# RECORDS SHOWN start

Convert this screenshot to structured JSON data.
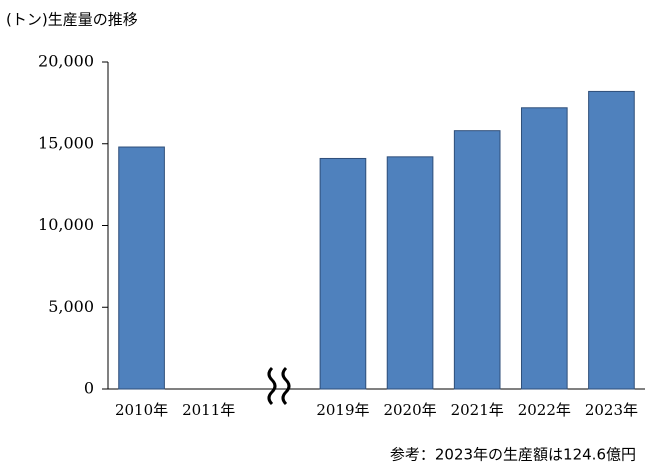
{
  "chart_data": {
    "type": "bar",
    "title": "(トン)生産量の推移",
    "categories": [
      "2010年",
      "2011年",
      null,
      "2019年",
      "2020年",
      "2021年",
      "2022年",
      "2023年"
    ],
    "values": [
      14800,
      null,
      null,
      14100,
      14200,
      15800,
      17200,
      18200
    ],
    "color": "#4f81bd",
    "ylim": [
      0,
      20000
    ],
    "yticks": [
      0,
      {
        "value": 5000,
        "label": "5,000"
      },
      {
        "value": 10000,
        "label": "10,000"
      },
      {
        "value": 15000,
        "label": "15,000"
      },
      {
        "value": 20000,
        "label": "20,000"
      }
    ],
    "grid": false,
    "note": "参考：2023年の生産額は124.6億円"
  }
}
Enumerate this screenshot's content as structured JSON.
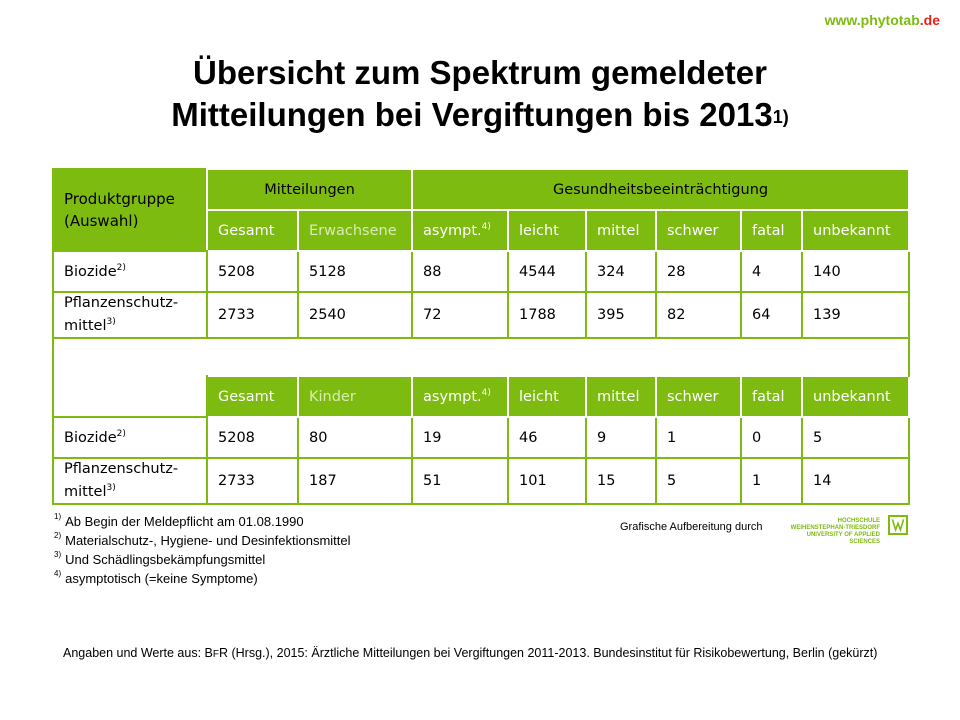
{
  "site": {
    "www": "www.phytotab",
    "tld": ".de"
  },
  "title": {
    "line1": "Übersicht zum Spektrum gemeldeter",
    "line2": "Mitteilungen bei Vergiftungen bis 2013",
    "sup": "1)"
  },
  "table": {
    "rowhead": "Produktgruppe (Auswahl)",
    "group1": "Mitteilungen",
    "group2": "Gesundheitsbeeinträchtigung",
    "section1": {
      "cols": [
        "Gesamt",
        "Erwachsene",
        "asympt.",
        "leicht",
        "mittel",
        "schwer",
        "fatal",
        "unbekannt"
      ],
      "asympt_sup": "4)",
      "rows": [
        {
          "label": "Biozide",
          "sup": "2)",
          "values": [
            "5208",
            "5128",
            "88",
            "4544",
            "324",
            "28",
            "4",
            "140"
          ]
        },
        {
          "label": "Pflanzenschutz-mittel",
          "sup": "3)",
          "values": [
            "2733",
            "2540",
            "72",
            "1788",
            "395",
            "82",
            "64",
            "139"
          ]
        }
      ]
    },
    "section2": {
      "cols": [
        "Gesamt",
        "Kinder",
        "asympt.",
        "leicht",
        "mittel",
        "schwer",
        "fatal",
        "unbekannt"
      ],
      "asympt_sup": "4)",
      "rows": [
        {
          "label": "Biozide",
          "sup": "2)",
          "values": [
            "5208",
            "80",
            "19",
            "46",
            "9",
            "1",
            "0",
            "5"
          ]
        },
        {
          "label": "Pflanzenschutz-mittel",
          "sup": "3)",
          "values": [
            "2733",
            "187",
            "51",
            "101",
            "15",
            "5",
            "1",
            "14"
          ]
        }
      ]
    }
  },
  "footnotes": [
    {
      "mark": "1)",
      "text": "Ab Begin der Meldepflicht am 01.08.1990"
    },
    {
      "mark": "2)",
      "text": "Materialschutz-, Hygiene- und Desinfektionsmittel"
    },
    {
      "mark": "3)",
      "text": "Und Schädlingsbekämpfungsmittel"
    },
    {
      "mark": "4)",
      "text": "asymptotisch (=keine Symptome)"
    }
  ],
  "credit": "Grafische Aufbereitung durch",
  "logo_text": {
    "line1": "HOCHSCHULE",
    "line2": "WEIHENSTEPHAN-TRIESDORF",
    "line3": "UNIVERSITY OF APPLIED SCIENCES"
  },
  "source": {
    "pre": "Angaben und Werte aus: B",
    "sc": "F",
    "post": "R (Hrsg.), 2015: Ärztliche Mitteilungen bei Vergiftungen 2011-2013. Bundesinstitut für Risikobewertung, Berlin (gekürzt)"
  }
}
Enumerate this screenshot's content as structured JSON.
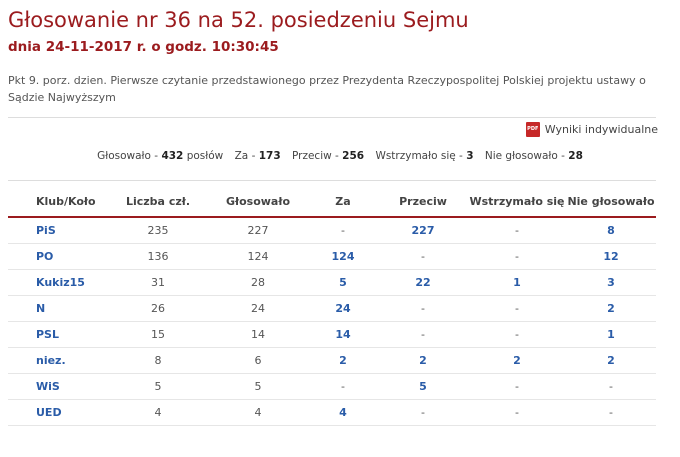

# RECORDS SHOWN end

Print the full listing exactly, dropping the pictures.

Convert this screenshot to structured JSON data.
{
  "chart_data": {
    "type": "bar",
    "title": "(トン)生産量の推移",
    "categories": [
      "2010年",
      "2011年",
      null,
      "2019年",
      "2020年",
      "2021年",
      "2022年",
      "2023年"
    ],
    "values": [
      14800,
      null,
      null,
      14100,
      14200,
      15800,
      17200,
      18200
    ],
    "color": "#4f81bd",
    "ylim": [
      0,
      20000
    ],
    "yticks": [
      0,
      {
        "value": 5000,
        "label": "5,000"
      },
      {
        "value": 10000,
        "label": "10,000"
      },
      {
        "value": 15000,
        "label": "15,000"
      },
      {
        "value": 20000,
        "label": "20,000"
      }
    ],
    "grid": false,
    "note": "参考：2023年の生産額は124.6億円"
  }
}
Enumerate this screenshot's content as structured JSON.
{
  "site": {
    "www": "www.phytotab",
    "tld": ".de"
  },
  "title": {
    "line1": "Übersicht zum Spektrum gemeldeter",
    "line2": "Mitteilungen bei Vergiftungen bis 2013",
    "sup": "1)"
  },
  "table": {
    "rowhead": "Produktgruppe (Auswahl)",
    "group1": "Mitteilungen",
    "group2": "Gesundheitsbeeinträchtigung",
    "section1": {
      "cols": [
        "Gesamt",
        "Erwachsene",
        "asympt.",
        "leicht",
        "mittel",
        "schwer",
        "fatal",
        "unbekannt"
      ],
      "asympt_sup": "4)",
      "rows": [
        {
          "label": "Biozide",
          "sup": "2)",
          "values": [
            "5208",
            "5128",
            "88",
            "4544",
            "324",
            "28",
            "4",
            "140"
          ]
        },
        {
          "label": "Pflanzenschutz-mittel",
          "sup": "3)",
          "values": [
            "2733",
            "2540",
            "72",
            "1788",
            "395",
            "82",
            "64",
            "139"
          ]
        }
      ]
    },
    "section2": {
      "cols": [
        "Gesamt",
        "Kinder",
        "asympt.",
        "leicht",
        "mittel",
        "schwer",
        "fatal",
        "unbekannt"
      ],
      "asympt_sup": "4)",
      "rows": [
        {
          "label": "Biozide",
          "sup": "2)",
          "values": [
            "5208",
            "80",
            "19",
            "46",
            "9",
            "1",
            "0",
            "5"
          ]
        },
        {
          "label": "Pflanzenschutz-mittel",
          "sup": "3)",
          "values": [
            "2733",
            "187",
            "51",
            "101",
            "15",
            "5",
            "1",
            "14"
          ]
        }
      ]
    }
  },
  "footnotes": [
    {
      "mark": "1)",
      "text": "Ab Begin der Meldepflicht am 01.08.1990"
    },
    {
      "mark": "2)",
      "text": "Materialschutz-, Hygiene- und Desinfektionsmittel"
    },
    {
      "mark": "3)",
      "text": "Und Schädlingsbekämpfungsmittel"
    },
    {
      "mark": "4)",
      "text": "asymptotisch (=keine Symptome)"
    }
  ],
  "credit": "Grafische Aufbereitung durch",
  "logo_text": {
    "line1": "HOCHSCHULE",
    "line2": "WEIHENSTEPHAN-TRIESDORF",
    "line3": "UNIVERSITY OF APPLIED SCIENCES"
  },
  "source": {
    "pre": "Angaben und Werte aus: B",
    "sc": "F",
    "post": "R (Hrsg.), 2015: Ärztliche Mitteilungen bei Vergiftungen 2011-2013. Bundesinstitut für Risikobewertung, Berlin (gekürzt)"
  }
}
Enumerate this screenshot's content as structured JSON.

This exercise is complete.